TASK TO CARRY OUT:
Find every line below that contains the word "emissions" and copy it out.

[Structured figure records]

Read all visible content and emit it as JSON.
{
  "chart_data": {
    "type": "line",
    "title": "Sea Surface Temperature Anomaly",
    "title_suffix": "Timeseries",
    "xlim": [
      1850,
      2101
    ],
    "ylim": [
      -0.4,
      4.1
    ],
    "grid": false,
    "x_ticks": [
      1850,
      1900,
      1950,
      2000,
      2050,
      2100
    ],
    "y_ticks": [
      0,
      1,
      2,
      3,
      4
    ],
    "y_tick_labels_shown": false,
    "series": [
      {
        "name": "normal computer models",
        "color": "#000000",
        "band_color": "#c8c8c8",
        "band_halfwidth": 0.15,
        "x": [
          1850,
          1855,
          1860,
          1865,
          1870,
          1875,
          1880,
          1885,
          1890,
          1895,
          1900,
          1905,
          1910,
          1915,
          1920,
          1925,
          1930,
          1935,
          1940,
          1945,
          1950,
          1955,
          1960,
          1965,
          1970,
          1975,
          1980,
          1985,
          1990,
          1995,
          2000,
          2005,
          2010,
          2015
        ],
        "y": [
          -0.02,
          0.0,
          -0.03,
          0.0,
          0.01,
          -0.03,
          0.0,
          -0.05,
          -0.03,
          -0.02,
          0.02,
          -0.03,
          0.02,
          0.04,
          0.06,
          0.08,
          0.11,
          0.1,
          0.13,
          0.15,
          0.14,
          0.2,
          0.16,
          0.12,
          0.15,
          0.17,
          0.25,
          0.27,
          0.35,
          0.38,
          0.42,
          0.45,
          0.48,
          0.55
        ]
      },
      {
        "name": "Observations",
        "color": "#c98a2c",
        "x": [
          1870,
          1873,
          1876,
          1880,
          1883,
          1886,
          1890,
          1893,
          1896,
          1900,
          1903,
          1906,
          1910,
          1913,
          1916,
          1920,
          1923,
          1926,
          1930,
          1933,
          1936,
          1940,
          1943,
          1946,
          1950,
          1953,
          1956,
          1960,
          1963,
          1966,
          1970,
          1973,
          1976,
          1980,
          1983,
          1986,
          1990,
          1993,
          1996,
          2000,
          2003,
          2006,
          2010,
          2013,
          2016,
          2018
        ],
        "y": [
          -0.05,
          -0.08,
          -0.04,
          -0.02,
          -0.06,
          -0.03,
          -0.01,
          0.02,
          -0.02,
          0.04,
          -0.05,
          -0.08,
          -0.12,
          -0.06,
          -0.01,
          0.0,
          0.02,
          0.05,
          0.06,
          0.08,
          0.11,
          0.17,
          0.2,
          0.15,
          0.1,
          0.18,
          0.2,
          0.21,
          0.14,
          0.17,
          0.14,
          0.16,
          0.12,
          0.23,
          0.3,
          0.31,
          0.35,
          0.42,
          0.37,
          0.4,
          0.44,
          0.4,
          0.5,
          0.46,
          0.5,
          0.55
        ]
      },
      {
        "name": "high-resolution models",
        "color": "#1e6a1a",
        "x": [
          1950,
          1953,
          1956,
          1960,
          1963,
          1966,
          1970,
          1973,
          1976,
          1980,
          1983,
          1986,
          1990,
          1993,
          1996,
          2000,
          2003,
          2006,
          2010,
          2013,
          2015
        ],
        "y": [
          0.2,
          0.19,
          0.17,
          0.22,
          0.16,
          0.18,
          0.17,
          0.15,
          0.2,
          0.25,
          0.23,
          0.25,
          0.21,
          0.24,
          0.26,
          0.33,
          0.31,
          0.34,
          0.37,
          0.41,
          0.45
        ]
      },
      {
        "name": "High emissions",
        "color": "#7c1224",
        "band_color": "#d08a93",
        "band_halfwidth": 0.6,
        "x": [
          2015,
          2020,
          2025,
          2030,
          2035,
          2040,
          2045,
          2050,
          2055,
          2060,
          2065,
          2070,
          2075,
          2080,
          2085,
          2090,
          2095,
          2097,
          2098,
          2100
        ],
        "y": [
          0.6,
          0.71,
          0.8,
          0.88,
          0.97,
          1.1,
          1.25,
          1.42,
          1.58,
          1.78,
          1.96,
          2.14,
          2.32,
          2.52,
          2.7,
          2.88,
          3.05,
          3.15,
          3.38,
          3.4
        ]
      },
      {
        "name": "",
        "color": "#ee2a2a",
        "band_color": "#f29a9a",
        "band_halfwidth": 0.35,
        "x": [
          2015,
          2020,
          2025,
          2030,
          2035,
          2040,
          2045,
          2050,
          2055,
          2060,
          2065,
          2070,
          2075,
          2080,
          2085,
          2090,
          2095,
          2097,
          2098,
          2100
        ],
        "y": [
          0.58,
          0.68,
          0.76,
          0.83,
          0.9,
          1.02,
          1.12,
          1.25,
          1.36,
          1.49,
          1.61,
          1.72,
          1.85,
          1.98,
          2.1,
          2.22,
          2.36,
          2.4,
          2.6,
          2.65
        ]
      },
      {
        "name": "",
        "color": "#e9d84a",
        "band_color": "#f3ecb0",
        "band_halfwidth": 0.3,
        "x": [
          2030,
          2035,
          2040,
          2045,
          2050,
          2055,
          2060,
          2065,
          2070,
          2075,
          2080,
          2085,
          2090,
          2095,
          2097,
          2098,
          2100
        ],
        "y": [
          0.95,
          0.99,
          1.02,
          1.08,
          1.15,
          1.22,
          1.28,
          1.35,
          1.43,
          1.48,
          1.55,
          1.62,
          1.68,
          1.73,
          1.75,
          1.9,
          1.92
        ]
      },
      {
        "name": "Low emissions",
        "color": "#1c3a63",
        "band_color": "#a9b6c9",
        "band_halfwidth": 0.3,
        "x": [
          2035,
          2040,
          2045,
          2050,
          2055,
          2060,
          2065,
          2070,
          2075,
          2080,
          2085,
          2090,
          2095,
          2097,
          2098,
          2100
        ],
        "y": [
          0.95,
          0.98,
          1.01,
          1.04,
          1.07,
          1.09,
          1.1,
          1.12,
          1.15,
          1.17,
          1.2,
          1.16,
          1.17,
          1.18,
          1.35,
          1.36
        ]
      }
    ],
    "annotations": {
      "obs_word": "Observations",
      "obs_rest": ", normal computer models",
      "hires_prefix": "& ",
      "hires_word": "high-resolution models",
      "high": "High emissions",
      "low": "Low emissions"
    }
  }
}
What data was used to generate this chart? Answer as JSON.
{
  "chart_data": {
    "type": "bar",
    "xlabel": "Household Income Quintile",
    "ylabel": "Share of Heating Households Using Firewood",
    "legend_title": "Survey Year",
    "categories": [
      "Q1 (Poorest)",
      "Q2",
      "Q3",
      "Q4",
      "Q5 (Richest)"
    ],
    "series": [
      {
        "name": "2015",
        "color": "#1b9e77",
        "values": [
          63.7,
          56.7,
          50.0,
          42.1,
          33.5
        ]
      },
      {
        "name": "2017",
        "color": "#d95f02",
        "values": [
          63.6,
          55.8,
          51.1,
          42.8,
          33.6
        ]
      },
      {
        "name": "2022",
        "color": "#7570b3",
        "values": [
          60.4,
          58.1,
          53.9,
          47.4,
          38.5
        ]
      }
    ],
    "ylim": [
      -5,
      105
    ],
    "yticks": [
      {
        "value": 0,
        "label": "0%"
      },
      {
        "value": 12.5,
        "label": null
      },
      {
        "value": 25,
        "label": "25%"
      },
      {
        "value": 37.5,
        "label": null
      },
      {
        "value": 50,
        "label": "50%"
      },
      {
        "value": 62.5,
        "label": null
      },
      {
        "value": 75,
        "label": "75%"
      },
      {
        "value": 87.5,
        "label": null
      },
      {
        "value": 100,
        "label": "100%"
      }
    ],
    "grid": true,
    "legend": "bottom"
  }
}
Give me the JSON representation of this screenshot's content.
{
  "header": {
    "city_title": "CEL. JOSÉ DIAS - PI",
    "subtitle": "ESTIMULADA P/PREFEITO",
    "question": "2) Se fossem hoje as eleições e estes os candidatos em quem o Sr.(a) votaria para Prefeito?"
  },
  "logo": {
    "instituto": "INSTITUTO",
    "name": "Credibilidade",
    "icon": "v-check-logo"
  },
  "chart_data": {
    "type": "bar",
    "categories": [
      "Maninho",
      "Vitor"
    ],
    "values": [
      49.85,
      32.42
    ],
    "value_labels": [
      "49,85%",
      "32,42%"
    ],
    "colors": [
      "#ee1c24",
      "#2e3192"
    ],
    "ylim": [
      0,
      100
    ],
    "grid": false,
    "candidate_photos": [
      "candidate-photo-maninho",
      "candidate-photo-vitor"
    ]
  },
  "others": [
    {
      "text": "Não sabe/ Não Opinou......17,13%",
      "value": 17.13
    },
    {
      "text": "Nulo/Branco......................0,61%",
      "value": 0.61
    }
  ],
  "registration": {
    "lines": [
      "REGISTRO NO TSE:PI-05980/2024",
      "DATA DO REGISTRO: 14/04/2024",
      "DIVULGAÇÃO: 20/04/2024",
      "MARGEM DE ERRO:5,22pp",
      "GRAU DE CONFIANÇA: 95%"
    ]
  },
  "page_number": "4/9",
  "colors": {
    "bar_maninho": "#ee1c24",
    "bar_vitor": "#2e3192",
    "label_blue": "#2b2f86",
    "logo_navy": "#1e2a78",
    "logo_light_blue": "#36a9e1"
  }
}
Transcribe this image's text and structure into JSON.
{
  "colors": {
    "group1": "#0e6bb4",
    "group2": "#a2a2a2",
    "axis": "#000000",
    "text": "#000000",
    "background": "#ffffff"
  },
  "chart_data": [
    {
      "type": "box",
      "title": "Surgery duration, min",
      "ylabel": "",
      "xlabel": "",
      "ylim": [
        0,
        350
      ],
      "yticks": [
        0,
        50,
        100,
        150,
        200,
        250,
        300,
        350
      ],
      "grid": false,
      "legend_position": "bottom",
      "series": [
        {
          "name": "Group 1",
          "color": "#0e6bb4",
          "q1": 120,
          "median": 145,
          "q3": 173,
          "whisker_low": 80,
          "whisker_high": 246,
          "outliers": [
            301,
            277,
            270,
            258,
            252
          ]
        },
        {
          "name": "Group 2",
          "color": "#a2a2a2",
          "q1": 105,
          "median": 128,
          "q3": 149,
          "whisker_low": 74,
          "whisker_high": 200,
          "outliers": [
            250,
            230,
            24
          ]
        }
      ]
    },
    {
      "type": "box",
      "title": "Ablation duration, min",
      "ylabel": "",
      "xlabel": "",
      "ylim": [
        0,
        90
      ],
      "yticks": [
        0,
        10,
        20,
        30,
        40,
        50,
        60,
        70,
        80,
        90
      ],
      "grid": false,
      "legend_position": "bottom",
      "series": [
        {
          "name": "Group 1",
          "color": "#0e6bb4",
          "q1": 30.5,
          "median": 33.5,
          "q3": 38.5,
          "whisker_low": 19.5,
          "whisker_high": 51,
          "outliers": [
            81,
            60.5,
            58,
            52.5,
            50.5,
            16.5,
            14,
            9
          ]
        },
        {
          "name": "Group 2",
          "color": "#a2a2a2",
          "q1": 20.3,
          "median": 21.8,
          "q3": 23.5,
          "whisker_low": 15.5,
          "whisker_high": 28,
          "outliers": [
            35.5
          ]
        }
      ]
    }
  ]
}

WRITTEN ANSWER:
        "name": "High emissions",
        "name": "Low emissions",
      "high": "High emissions",
      "low": "Low emissions"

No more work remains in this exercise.